◆ The exercise
Your task is to give the listing below back word for word, pictures excluded.

◆ Records to use
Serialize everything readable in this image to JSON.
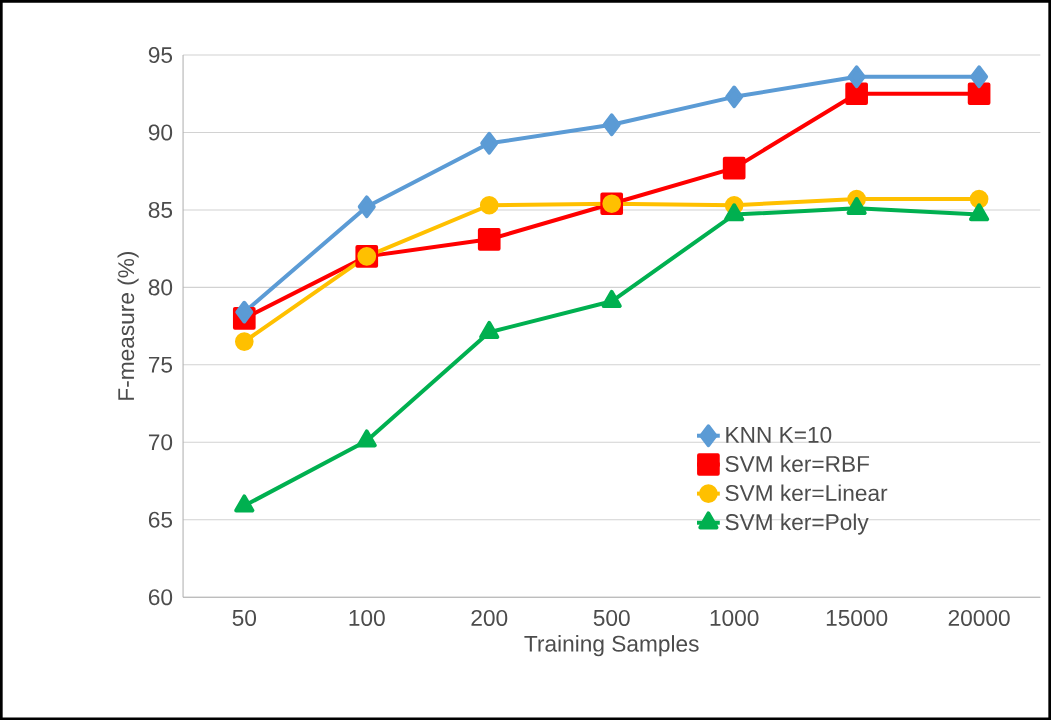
{
  "chart_data": {
    "type": "line",
    "xlabel": "Training Samples",
    "ylabel": "F-measure (%)",
    "categories": [
      "50",
      "100",
      "200",
      "500",
      "1000",
      "15000",
      "20000"
    ],
    "series": [
      {
        "name": "KNN K=10",
        "color": "#5b9bd5",
        "marker": "diamond",
        "values": [
          78.4,
          85.2,
          89.3,
          90.5,
          92.3,
          93.6,
          93.6
        ]
      },
      {
        "name": "SVM ker=RBF",
        "color": "#ff0000",
        "marker": "square",
        "values": [
          78.0,
          82.0,
          83.1,
          85.4,
          87.7,
          92.5,
          92.5
        ]
      },
      {
        "name": "SVM ker=Linear",
        "color": "#ffc000",
        "marker": "circle",
        "values": [
          76.5,
          82.0,
          85.3,
          85.4,
          85.3,
          85.7,
          85.7
        ]
      },
      {
        "name": "SVM ker=Poly",
        "color": "#00b050",
        "marker": "triangle",
        "values": [
          65.9,
          70.1,
          77.1,
          79.1,
          84.7,
          85.1,
          84.7
        ]
      }
    ],
    "ylim": [
      60,
      95
    ],
    "yticks": [
      60,
      65,
      70,
      75,
      80,
      85,
      90,
      95
    ],
    "grid": "y",
    "legend": "bottom right"
  }
}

◆ Correct response
Serialize everything readable in this image to JSON.
{
  "chart_data": {
    "type": "line",
    "xlabel": "Training Samples",
    "ylabel": "F-measure (%)",
    "categories": [
      "50",
      "100",
      "200",
      "500",
      "1000",
      "15000",
      "20000"
    ],
    "series": [
      {
        "name": "KNN K=10",
        "color": "#5b9bd5",
        "marker": "diamond",
        "values": [
          78.4,
          85.2,
          89.3,
          90.5,
          92.3,
          93.6,
          93.6
        ]
      },
      {
        "name": "SVM ker=RBF",
        "color": "#ff0000",
        "marker": "square",
        "values": [
          78.0,
          82.0,
          83.1,
          85.4,
          87.7,
          92.5,
          92.5
        ]
      },
      {
        "name": "SVM ker=Linear",
        "color": "#ffc000",
        "marker": "circle",
        "values": [
          76.5,
          82.0,
          85.3,
          85.4,
          85.3,
          85.7,
          85.7
        ]
      },
      {
        "name": "SVM ker=Poly",
        "color": "#00b050",
        "marker": "triangle",
        "values": [
          65.9,
          70.1,
          77.1,
          79.1,
          84.7,
          85.1,
          84.7
        ]
      }
    ],
    "ylim": [
      60,
      95
    ],
    "yticks": [
      60,
      65,
      70,
      75,
      80,
      85,
      90,
      95
    ],
    "grid": "y",
    "legend": "bottom right"
  }
}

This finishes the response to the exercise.